==== Document extract ====

2010 writing/reading goals

January 26th, 2010

I’m a bit late to the New Year goal-setting party, but here goes. For my writing, I want to finish my second novel and get it published, and start on a third. I also want to write more short stories and submit them to magazines and contests. For my reading, I want to read a book a week. I think I do this already, but have never really tracked it for a full year to find out if it’s true. So this year I want to make a note of every book I read, and also review it on this site, and I’m aiming for 52 books for the year. I’ve added a new page on the top menu, 2010 reading, where I will post updates.

That’s it. Nothing too difficult – I believe in setting realistic goals and actually meeting them (I only came to this belief after years of pie-in-the-sky New Year’s resolutions that came unstuck by the end of January). What about you? Any goals you’d like to share for 2010?

Andrew Blackman Uncategorized , , ,

Holiday reading

January 22nd, 2010

I had a very relaxing holiday, and had time for lots of reading:

Also read, but not pictured, were:

  • Global Shift by Edmund J. Bourne
  • Commonwealth Short Stories edited by Anna Rutherford and Donald Hannah
  • West Indian Folk Tales retold by Philip M Sherlock

Reviews to follow – I have a bit of a backlog to take care of!

====

■ Stated goal A:
Reproduce the passage of the blog excerpt between "I’m a bit late" and "will post updates.", inclusive.
■ Stated goal B:
Answer these questions using the blog excerpt:
(i) How many books does the writer aim to read in 2010?
(ii) What is the new page on the top menu called?
(iii) Who retold West Indian Folk Tales?

==== Information provided ====

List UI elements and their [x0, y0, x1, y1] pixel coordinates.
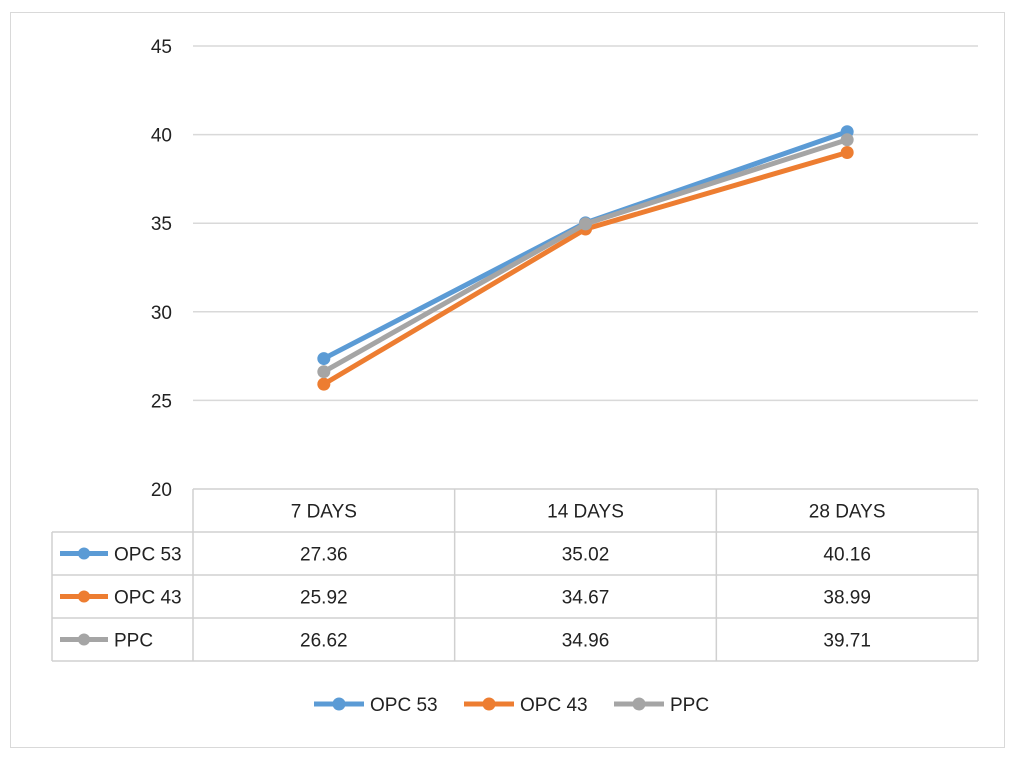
- table-value-cell: 35.02: [562, 545, 610, 566]
- table-key-marker: [78, 547, 90, 560]
- data-point: [317, 377, 331, 391]
- table-key-marker: [78, 633, 90, 646]
- table-value-cell: 39.71: [823, 631, 871, 652]
- series-line-opc-43: [321, 149, 850, 387]
- data-point: [579, 217, 592, 231]
- table-key-marker: [78, 590, 90, 603]
- table-header-cell: 7 DAYS: [291, 502, 357, 523]
- y-tick-label: 40: [151, 126, 172, 147]
- table-value-cell: 26.62: [300, 631, 348, 652]
- table-value-cell: 27.36: [300, 545, 348, 566]
- legend-label: PPC: [670, 695, 709, 716]
- y-tick-label: 25: [151, 391, 172, 412]
- y-tick-label: 30: [151, 303, 172, 324]
- y-tick-label: 45: [151, 37, 172, 58]
- table-series-name: OPC 53: [114, 545, 182, 566]
- table-header-cell: 28 DAYS: [809, 502, 886, 523]
- y-tick-label: 35: [151, 214, 172, 235]
- table-series-name: OPC 43: [114, 588, 182, 609]
- table-header-cell: 14 DAYS: [547, 502, 624, 523]
- table-value-cell: 34.96: [562, 631, 610, 652]
- y-tick-label: 20: [151, 480, 172, 501]
- legend-key-marker: [632, 697, 646, 711]
- data-point: [317, 365, 331, 379]
- data-point: [317, 352, 331, 366]
- table-value-cell: 38.99: [823, 588, 871, 609]
- legend-key-marker: [482, 697, 496, 711]
- legend-key-marker: [332, 697, 346, 711]
- data-point: [840, 133, 854, 147]
- table-value-cell: 25.92: [300, 588, 348, 609]
- legend-label: OPC 53: [370, 695, 438, 716]
- data-point: [840, 145, 854, 159]
- legend-label: OPC 43: [520, 695, 588, 716]
- table-value-cell: 34.67: [562, 588, 610, 609]
- table-series-name: PPC: [114, 631, 153, 652]
- table-value-cell: 40.16: [823, 545, 871, 566]
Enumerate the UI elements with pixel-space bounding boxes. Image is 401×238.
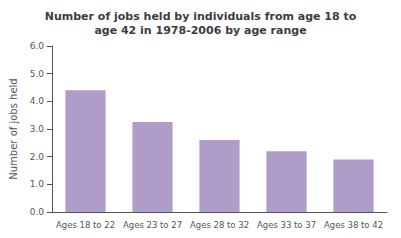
svg-text:Ages 28 to 32: Ages 28 to 32 [190,220,249,230]
svg-text:Ages 38 to 42: Ages 38 to 42 [324,220,383,230]
svg-text:Ages 18 to 22: Ages 18 to 22 [56,220,115,230]
svg-text:2.0: 2.0 [30,152,45,162]
svg-text:Number of jobs held by individ: Number of jobs held by individuals from … [45,10,357,23]
svg-text:age 42 in 1978-2006 by age ran: age 42 in 1978-2006 by age range [94,24,306,37]
svg-text:3.0: 3.0 [30,124,45,134]
svg-text:5.0: 5.0 [30,69,45,79]
svg-text:Ages 23 to 27: Ages 23 to 27 [123,220,182,230]
svg-text:4.0: 4.0 [30,96,45,106]
svg-text:Ages 33 to 37: Ages 33 to 37 [257,220,316,230]
svg-text:Number of jobs held: Number of jobs held [8,78,19,179]
svg-text:1.0: 1.0 [30,179,45,189]
svg-text:6.0: 6.0 [30,41,45,51]
svg-text:0.0: 0.0 [30,207,45,217]
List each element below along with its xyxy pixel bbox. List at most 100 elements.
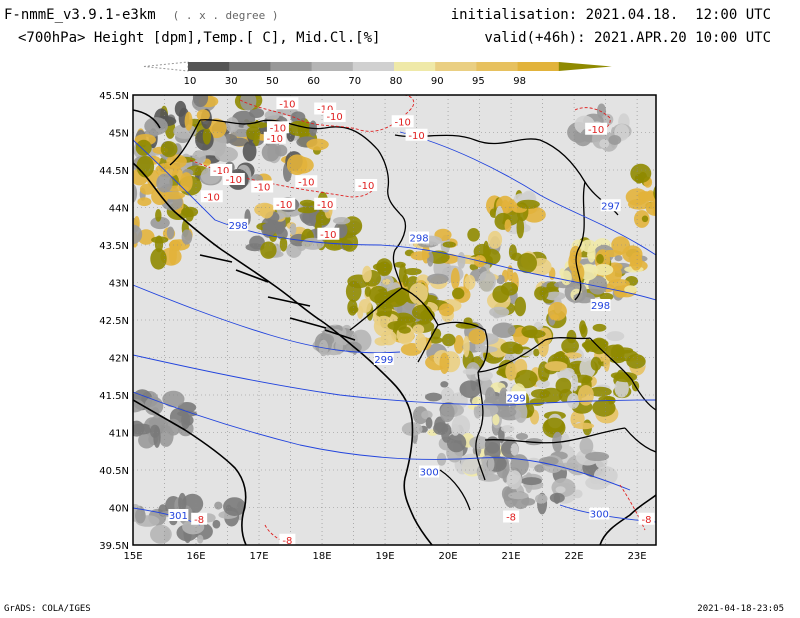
island-3 [267, 296, 311, 307]
longitude-label: 22E [565, 551, 584, 562]
longitude-label: 18E [313, 551, 332, 562]
temperature-contour-label: -10 [395, 117, 411, 128]
longitude-label: 21E [502, 551, 521, 562]
temperature-contour-label: -10 [326, 112, 342, 123]
cloud-cell [202, 127, 212, 145]
cloud-cell [212, 519, 221, 529]
cloud-cell [382, 278, 391, 285]
temp-label-bg [323, 110, 346, 122]
cloud-cell [214, 146, 238, 163]
cloud-cell [451, 424, 460, 436]
temperature-contour-label: -10 [588, 125, 604, 136]
cloud-cell [588, 275, 608, 295]
temp-label-bg [638, 512, 655, 525]
border-bulgaria-greece [589, 337, 656, 411]
island-2 [235, 269, 269, 283]
cloud-cell [150, 524, 172, 544]
cloud-cell [634, 210, 650, 228]
temperature-contour-label: -8 [506, 513, 516, 524]
cloud-cell [641, 215, 649, 223]
cloud-cell [181, 229, 193, 245]
cloud-cell [246, 126, 261, 140]
cloud-cell [535, 379, 550, 389]
temperature-contour-label: -10 [204, 192, 220, 203]
cloud-cell [136, 155, 155, 178]
cloud-cell [475, 402, 499, 417]
longitude-label: 20E [439, 551, 458, 562]
cloud-cell [487, 456, 495, 471]
cloud-cell [580, 324, 588, 338]
cloud-cell [409, 282, 428, 305]
latitude-label: 44.5N [99, 166, 129, 177]
colorbar-swatch [188, 62, 230, 71]
cloud-cell [592, 323, 607, 332]
footer-timestamp: 2021-04-18-23:05 [697, 604, 784, 614]
cloud-cell [364, 286, 372, 297]
latitude-label: 43N [109, 279, 129, 290]
cloud-cell [569, 245, 582, 265]
temp-label-bg [222, 173, 245, 185]
cloud-cell [166, 185, 190, 192]
cloud-cell [652, 208, 656, 216]
temperature-contour-label: -8 [194, 515, 204, 526]
cloud-cell [599, 292, 614, 301]
cloud-cell [242, 141, 257, 162]
cloud-cell [260, 241, 277, 259]
height-contour-label: 300 [420, 468, 439, 479]
cloud-cell [299, 199, 315, 207]
temp-label-bg [191, 512, 208, 525]
temp-label-bg [317, 227, 340, 240]
cloud-cell [403, 268, 422, 276]
cloud-cell [184, 111, 193, 131]
temp-label-bg [273, 197, 296, 210]
temperature-contour-label: -10 [298, 177, 314, 188]
border-montenegro [349, 287, 439, 363]
cloud-cell [347, 299, 358, 316]
temp-contour-minus10-middle [189, 159, 376, 198]
cloud-cell [539, 387, 563, 403]
temp-label-bg [391, 115, 414, 128]
cloud-cell [469, 436, 490, 450]
cloud-cell [450, 267, 460, 290]
border-bosnia-serbia [392, 213, 407, 289]
axis-labels: 45.5N 45N 44.5N 44N 43.5N 43N 42.5N 42N 41.5N 41N… [99, 91, 646, 562]
height-contour-label: 297 [601, 201, 620, 212]
cloud-cell [567, 393, 580, 409]
cloud-cell [289, 223, 297, 236]
cloud-cell [520, 477, 542, 486]
colorbar-label: 80 [390, 76, 403, 87]
cloud-cell [135, 508, 146, 524]
cloud-cell [516, 216, 525, 239]
cloud-cell [579, 263, 598, 281]
cloud-cell [442, 241, 456, 248]
cloud-cell [544, 291, 566, 301]
latitude-label: 43.5N [99, 241, 129, 252]
cloud-cell [144, 117, 168, 136]
cloud-cell [341, 233, 359, 252]
cloud-cell [467, 228, 480, 242]
colorbar-swatch [270, 62, 313, 71]
model-name: F-nmmE_v3.9.1-e3km [4, 7, 156, 23]
cloud-cell [463, 335, 470, 358]
longitude-label: 23E [628, 551, 647, 562]
cloud-cell [440, 403, 455, 423]
unit-note: ( . x . degree ) [172, 9, 279, 22]
cloud-cell [504, 219, 512, 232]
cloud-cell [534, 286, 549, 301]
colorbar-label: 50 [266, 76, 279, 87]
cloud-cell [441, 333, 456, 347]
cloud-cell [333, 217, 351, 225]
cloud-cell [427, 273, 449, 285]
cloud-cell [433, 422, 449, 435]
cloud-cell [638, 192, 656, 202]
cloud-cell [596, 254, 604, 264]
cloud-cell [622, 245, 643, 263]
cloud-cell [593, 264, 614, 276]
cloud-cell [452, 287, 465, 300]
cloud-cell [240, 95, 257, 111]
cloud-cell [508, 492, 529, 500]
cloud-cell [453, 335, 464, 354]
cloud-cell [510, 443, 519, 456]
colorbar-label: 90 [431, 76, 444, 87]
cloud-cell [566, 329, 577, 344]
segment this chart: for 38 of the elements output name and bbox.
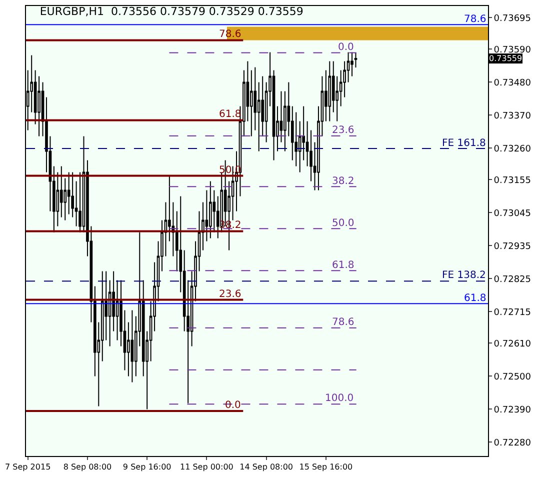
annotation: 61.8 — [332, 260, 354, 271]
y-tick-label: 0.73590 — [494, 45, 532, 56]
y-tick-label: 0.72935 — [494, 242, 532, 252]
x-tick-label: 15 Sep 16:00 — [299, 462, 353, 472]
x-tick-label: 9 Sep 16:00 — [122, 462, 172, 472]
annotation: 78.6 — [464, 14, 486, 25]
annotation: 50.0 — [332, 218, 354, 229]
candlestick — [209, 180, 212, 239]
annotation: 0.0 — [225, 400, 241, 411]
y-tick-label: 0.73695 — [494, 14, 532, 24]
y-tick-label: 0.73370 — [494, 111, 532, 122]
candlestick — [328, 60, 332, 122]
text: 0.73559 — [489, 54, 522, 63]
annotation: 0.0 — [338, 42, 354, 53]
y-tick-label: 0.73480 — [494, 78, 532, 88]
annotation: 78.6 — [332, 317, 354, 328]
annotation: 23.6 — [332, 125, 354, 136]
annotation: 23.6 — [219, 289, 242, 300]
annotation: FE 161.8 — [442, 138, 486, 149]
y-tick-label: 0.72280 — [494, 438, 532, 448]
chart-title: EURGBP,H1 0.73556 0.73579 0.73529 0.73559 — [40, 4, 304, 18]
y-tick-label: 0.73260 — [494, 144, 532, 154]
y-tick-label: 0.72610 — [494, 339, 532, 350]
y-tick-label: 0.72390 — [494, 405, 532, 416]
y-tick-label: 0.72825 — [494, 274, 532, 285]
x-tick-label: 14 Sep 08:00 — [240, 462, 294, 472]
x-tick-label: 8 Sep 08:00 — [63, 462, 112, 472]
x-tick-label: 11 Sep 00:00 — [180, 462, 234, 472]
y-tick-label: 0.73155 — [494, 176, 532, 186]
x-tick-label: 7 Sep 2015 — [5, 462, 51, 472]
annotation: 61.8 — [464, 293, 486, 304]
annotation: FE 138.2 — [442, 270, 486, 281]
y-tick-label: 0.72715 — [494, 308, 532, 318]
annotation: 38.2 — [332, 176, 354, 187]
y-tick-label: 0.73045 — [494, 208, 532, 219]
y-tick-label: 0.72500 — [494, 372, 532, 382]
annotation: 100.0 — [325, 393, 354, 404]
candlestick — [130, 310, 134, 383]
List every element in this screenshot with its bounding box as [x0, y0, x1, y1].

====

■ Exercise result A:
I’m a bit late to the New Year goal-setting party, but here goes. For my writing, I want to finish my second novel and get it published, and start on a third. I also want to write more short stories and submit them to magazines and contests. For my reading, I want to read a book a week. I think I do this already, but have never really tracked it for a full year to find out if it’s true. So this year I want to make a note of every book I read, and also review it on this site, and I’m aiming for 52 books for the year. I’ve added a new page on the top menu, 2010 reading, where I will post updates.

■ Exercise result B:
(i) 52
(ii) 2010 reading
(iii) Philip M Sherlock